** begin Selected extract **

On 13 September 2004, the Liquidator’s solicitors sent the notice of rejection to Starmaker’s solicitors and Starmaker. The Liquidator also set out the appellant’s rights of appeal to this Court against the Liquidator’s determination.[1]
[1] Corporations Regulations2001(Cth) 5.6.53 (2).
On 15 October 2004 a Master of this Court directed that the Liquidator file an affidavit explaining the basis of the rejection of the Proof of Debt.
On 4 November 2004 an affidavit of the Liquidator was filed.
On 19 November 2004 on a rehearing of the application, the Master rejected Starmaker’s application that the Formal Proof of Debt be admitted. This being the subject of this appeal.

** end Selected extract **
** begin Information given **

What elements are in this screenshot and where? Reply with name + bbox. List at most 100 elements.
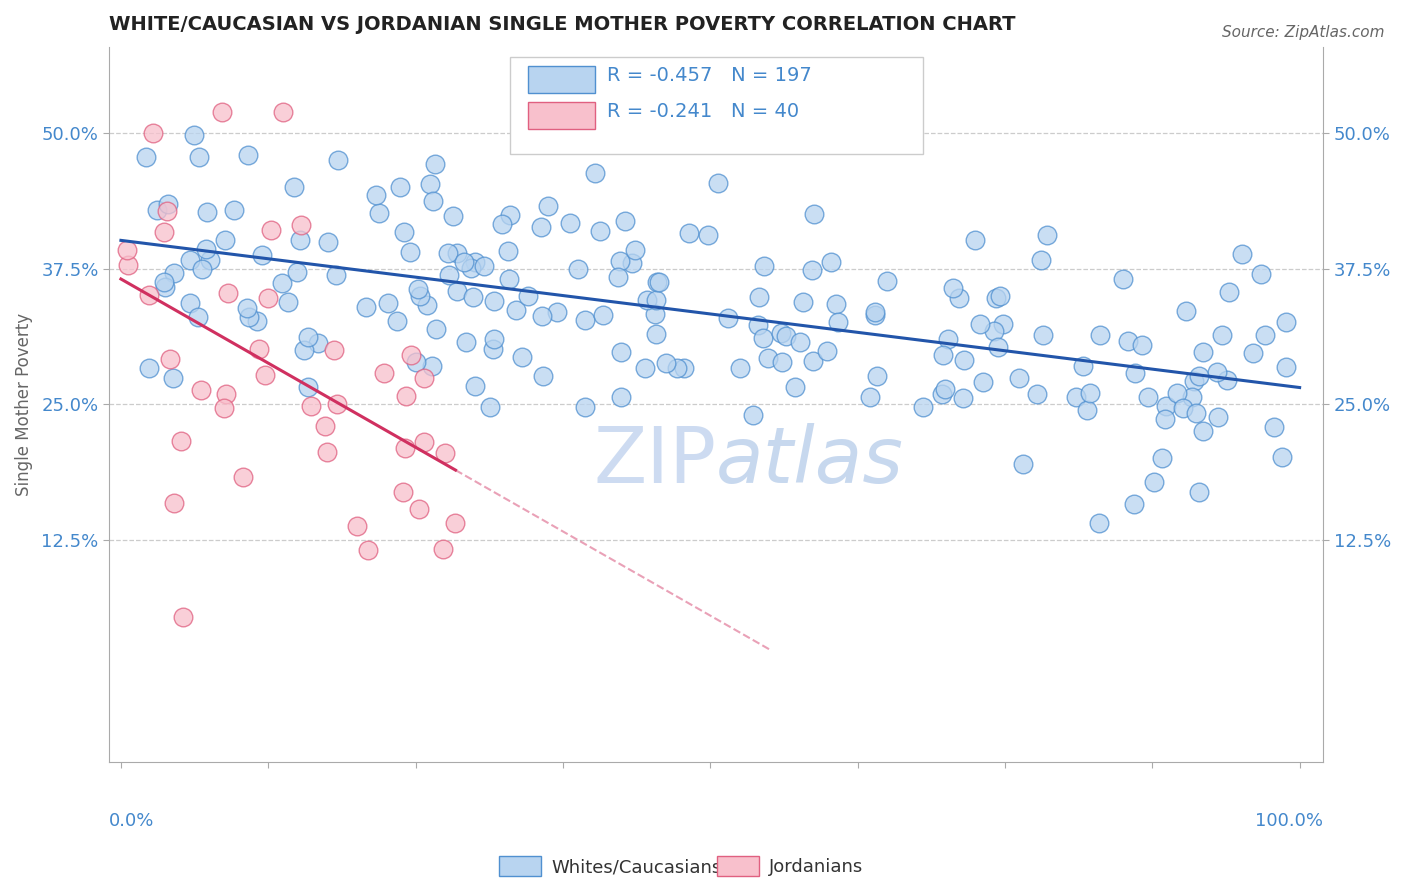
Point — [863, 308, 886, 322]
Point — [392, 485, 415, 500]
Point — [314, 419, 336, 434]
Point — [496, 244, 519, 258]
Point — [589, 224, 612, 238]
Point — [373, 366, 395, 380]
Point — [187, 310, 209, 325]
Point — [624, 243, 647, 257]
Point — [441, 210, 464, 224]
Point — [517, 289, 540, 303]
Point — [1192, 345, 1215, 359]
Point — [388, 180, 411, 194]
Point — [1088, 516, 1111, 531]
Point — [801, 263, 824, 277]
Point — [825, 297, 848, 311]
Point — [307, 335, 329, 350]
Point — [271, 276, 294, 290]
Point — [163, 496, 186, 510]
Point — [152, 275, 174, 289]
Text: WHITE/CAUCASIAN VS JORDANIAN SINGLE MOTHER POVERTY CORRELATION CHART: WHITE/CAUCASIAN VS JORDANIAN SINGLE MOTH… — [110, 15, 1015, 34]
Point — [1174, 303, 1197, 318]
Point — [153, 280, 176, 294]
Point — [936, 333, 959, 347]
Point — [1130, 338, 1153, 352]
Point — [1031, 252, 1053, 267]
Point — [399, 245, 422, 260]
Point — [644, 307, 666, 321]
Point — [425, 157, 447, 171]
Point — [505, 302, 527, 317]
Point — [290, 219, 312, 233]
Point — [464, 379, 486, 393]
Point — [1230, 247, 1253, 261]
Point — [1243, 345, 1265, 359]
Point — [499, 208, 522, 222]
Point — [464, 255, 486, 269]
Point — [1263, 420, 1285, 434]
Point — [357, 543, 380, 558]
Point — [138, 287, 160, 301]
Point — [827, 315, 849, 329]
Point — [592, 308, 614, 322]
Point — [142, 127, 165, 141]
Point — [792, 294, 814, 309]
Text: R = -0.457   N = 197: R = -0.457 N = 197 — [607, 66, 811, 85]
Point — [1143, 475, 1166, 489]
Point — [1078, 385, 1101, 400]
Point — [707, 176, 730, 190]
Point — [1188, 484, 1211, 499]
Point — [356, 300, 378, 314]
Point — [392, 225, 415, 239]
Point — [252, 248, 274, 262]
Point — [316, 445, 339, 459]
Point — [546, 305, 568, 319]
Point — [1206, 409, 1229, 424]
Text: Jordanians: Jordanians — [769, 858, 863, 876]
Point — [1112, 272, 1135, 286]
Point — [183, 128, 205, 143]
Point — [211, 104, 233, 119]
Point — [446, 245, 468, 260]
Point — [179, 252, 201, 267]
Point — [433, 446, 456, 460]
Point — [931, 386, 953, 401]
Point — [297, 330, 319, 344]
Point — [179, 296, 201, 310]
Point — [214, 233, 236, 247]
Point — [531, 369, 554, 384]
Point — [1116, 334, 1139, 348]
Point — [1216, 373, 1239, 387]
Point — [408, 502, 430, 516]
Point — [965, 233, 987, 247]
Point — [260, 223, 283, 237]
Point — [412, 371, 434, 385]
Point — [283, 180, 305, 194]
Point — [697, 227, 720, 242]
Point — [1271, 450, 1294, 465]
Point — [789, 335, 811, 350]
Point — [491, 218, 513, 232]
Point — [413, 434, 436, 449]
Point — [170, 434, 193, 448]
Point — [437, 246, 460, 260]
Point — [299, 399, 322, 413]
Point — [454, 334, 477, 349]
Point — [934, 382, 956, 396]
Point — [537, 199, 560, 213]
Point — [254, 368, 277, 382]
Text: Whites/Caucasians: Whites/Caucasians — [551, 858, 721, 876]
Point — [297, 380, 319, 394]
Point — [614, 214, 637, 228]
Point — [162, 371, 184, 385]
Point — [1071, 359, 1094, 373]
Point — [876, 274, 898, 288]
Text: R = -0.241   N = 40: R = -0.241 N = 40 — [607, 102, 799, 120]
Point — [993, 317, 1015, 331]
Point — [198, 253, 221, 268]
Point — [422, 194, 444, 208]
Point — [1181, 390, 1204, 404]
Point — [1150, 450, 1173, 465]
Text: ZIP: ZIP — [593, 424, 716, 500]
Point — [215, 386, 238, 401]
Point — [672, 361, 695, 376]
Point — [948, 291, 970, 305]
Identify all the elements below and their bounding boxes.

** end Information given **

## Tasks for this exercise
**A.** Decide whether each statement below agrees with the excerpt on Starmaker's Proof of Debt. Answer yes or no, and quote the words of the excerpt that settle it: (i) The Liquidator's affidavit was filed on 4 November 2004. (ii) The Master admitted Starmaker's Formal Proof of Debt. (iii) The notice of rejection was sent only to Starmaker's solicitors.
**B.** Write out the stretch of the excerpt on Starmaker's Proof of Debt from "On 13 September" through "Regulations2001(Cth) 5.6.53 (2).", without changing a word.
**C.** Write what comes next in the excerpt on Starmaker's Proof of Debt, continuing from its last sentence.

## Answers below
**A.**
(i) Yes: "On 4 November 2004 an affidavit of the Liquidator was filed."
(ii) No: "the Master rejected Starmaker’s application that the Formal Proof of Debt be admitted"
(iii) No: "sent the notice of rejection to Starmaker’s solicitors and Starmaker"

**B.**
On 13 September 2004, the Liquidator’s solicitors sent the notice of rejection to Starmaker’s solicitors and Starmaker. The Liquidator also set out the appellant’s rights of appeal to this Court against the Liquidator’s determination.[1]
[1] Corporations Regulations2001(Cth) 5.6.53 (2).

**C.**
Grounds of Appeal
The Notice of Appeal filed on 26 November 2004 seeks the following orders:
1.1that the decision of Mr John Irving (“Mr Irving”) of 9 September 2004 to reject the Formal Proof of Debt or Claim (General Form) submitted by the appellant dated 12 May 1998 be revoked and otherwise set aside;
1.2that the Formal Proof of Debt or Claim (General Form) submitted by the appellant dated 12 May 1998 be admitted;
1.3that the resolutions of the alleged creditors of Mawson KLM Holdings Pty Ltd (In Liquidation ) (“Mawson Holdings”) of 31 March 2004 be set aside;
1.4that Mr Irving produce a costs agreement between John Irving, as liquidator of Mawson Holdings, and Cowell Clarke, Commercial Lawyers;
1.5that this Honourable Court fix a date on which creditor(s) of Mawson Holdings are to prove their debt(s) or claim(s), and after which such creditors(s) will be excluded from the benefit of any distribution.
These grounds of appeal allege a number of erroneous findings by the Master which underpin the orders which are the subject of appeal. The major argument of Starmaker in relation to the appeal against the Master contends that his Honour was in error in dismissing Starmaker’s application. Further that his Honour should have ordered that the decision of the Liquidator of 9 September 2004 to reject the Formal Proof of Debt, be revoked and set aside.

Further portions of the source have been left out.